§ **TASK DETAILS**: Across all the lines below, how many contain the string "급격하게"? Please reply with the number only.

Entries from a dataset

# # # #

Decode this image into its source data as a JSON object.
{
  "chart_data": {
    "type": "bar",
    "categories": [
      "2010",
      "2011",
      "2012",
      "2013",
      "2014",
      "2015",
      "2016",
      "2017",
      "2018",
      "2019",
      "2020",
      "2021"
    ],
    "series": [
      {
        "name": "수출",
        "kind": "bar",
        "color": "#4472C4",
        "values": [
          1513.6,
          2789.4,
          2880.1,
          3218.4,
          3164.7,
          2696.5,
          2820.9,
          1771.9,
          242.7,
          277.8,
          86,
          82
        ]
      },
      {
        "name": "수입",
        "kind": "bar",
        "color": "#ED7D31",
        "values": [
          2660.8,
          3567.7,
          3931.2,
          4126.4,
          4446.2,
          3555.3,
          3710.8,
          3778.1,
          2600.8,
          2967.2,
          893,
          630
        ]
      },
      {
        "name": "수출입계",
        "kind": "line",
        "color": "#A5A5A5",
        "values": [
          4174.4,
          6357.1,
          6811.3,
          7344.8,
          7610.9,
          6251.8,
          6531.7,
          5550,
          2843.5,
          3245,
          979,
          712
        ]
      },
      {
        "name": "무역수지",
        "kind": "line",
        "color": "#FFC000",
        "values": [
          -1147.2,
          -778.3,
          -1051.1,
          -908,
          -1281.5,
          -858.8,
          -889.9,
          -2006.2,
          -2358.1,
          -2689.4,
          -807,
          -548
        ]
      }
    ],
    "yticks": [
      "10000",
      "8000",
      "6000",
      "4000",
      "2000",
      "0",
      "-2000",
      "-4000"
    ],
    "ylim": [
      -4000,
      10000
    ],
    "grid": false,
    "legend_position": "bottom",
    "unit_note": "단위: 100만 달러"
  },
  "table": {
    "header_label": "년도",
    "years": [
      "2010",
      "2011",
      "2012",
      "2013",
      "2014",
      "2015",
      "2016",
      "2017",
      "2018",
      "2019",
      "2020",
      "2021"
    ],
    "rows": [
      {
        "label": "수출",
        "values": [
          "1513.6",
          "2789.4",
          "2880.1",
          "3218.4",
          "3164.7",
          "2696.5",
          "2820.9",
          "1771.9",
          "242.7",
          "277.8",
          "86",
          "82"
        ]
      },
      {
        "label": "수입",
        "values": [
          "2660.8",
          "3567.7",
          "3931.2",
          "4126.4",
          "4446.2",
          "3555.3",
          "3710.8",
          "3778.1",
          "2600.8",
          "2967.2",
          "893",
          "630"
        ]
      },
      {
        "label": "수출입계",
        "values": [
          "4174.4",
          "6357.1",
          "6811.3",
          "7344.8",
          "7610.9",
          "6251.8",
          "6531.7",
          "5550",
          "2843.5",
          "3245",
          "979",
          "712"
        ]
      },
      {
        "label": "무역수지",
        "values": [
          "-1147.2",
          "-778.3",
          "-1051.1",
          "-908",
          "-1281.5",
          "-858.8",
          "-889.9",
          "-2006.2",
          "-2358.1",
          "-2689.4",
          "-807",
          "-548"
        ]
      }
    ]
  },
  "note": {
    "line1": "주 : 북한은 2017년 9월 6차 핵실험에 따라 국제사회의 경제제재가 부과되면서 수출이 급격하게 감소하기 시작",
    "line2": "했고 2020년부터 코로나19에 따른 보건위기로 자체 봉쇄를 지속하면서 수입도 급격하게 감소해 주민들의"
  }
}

# # # #

§ **SOLUTION BELOW**: 2